[Data records]
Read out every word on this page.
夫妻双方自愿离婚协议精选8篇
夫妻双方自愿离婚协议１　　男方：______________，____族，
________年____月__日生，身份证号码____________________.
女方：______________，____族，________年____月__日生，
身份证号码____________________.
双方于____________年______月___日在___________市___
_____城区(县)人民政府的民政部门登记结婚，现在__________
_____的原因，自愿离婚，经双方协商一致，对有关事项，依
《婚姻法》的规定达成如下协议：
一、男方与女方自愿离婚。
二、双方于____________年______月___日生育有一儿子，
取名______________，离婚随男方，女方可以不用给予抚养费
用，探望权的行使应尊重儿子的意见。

Stated goal
Working from the material above, retype it in its entirety without change.

Answer to the task
Read out every word on this page.
夫妻双方自愿离婚协议精选8篇
夫妻双方自愿离婚协议１　　男方：______________，____族，
________年____月__日生，身份证号码____________________.
女方：______________，____族，________年____月__日生，
身份证号码____________________.
双方于____________年______月___日在___________市___
_____城区(县)人民政府的民政部门登记结婚，现在__________
_____的原因，自愿离婚，经双方协商一致，对有关事项，依
《婚姻法》的规定达成如下协议：
一、男方与女方自愿离婚。
二、双方于____________年______月___日生育有一儿子，
取名______________，离婚随男方，女方可以不用给予抚养费
用，探望权的行使应尊重儿子的意见。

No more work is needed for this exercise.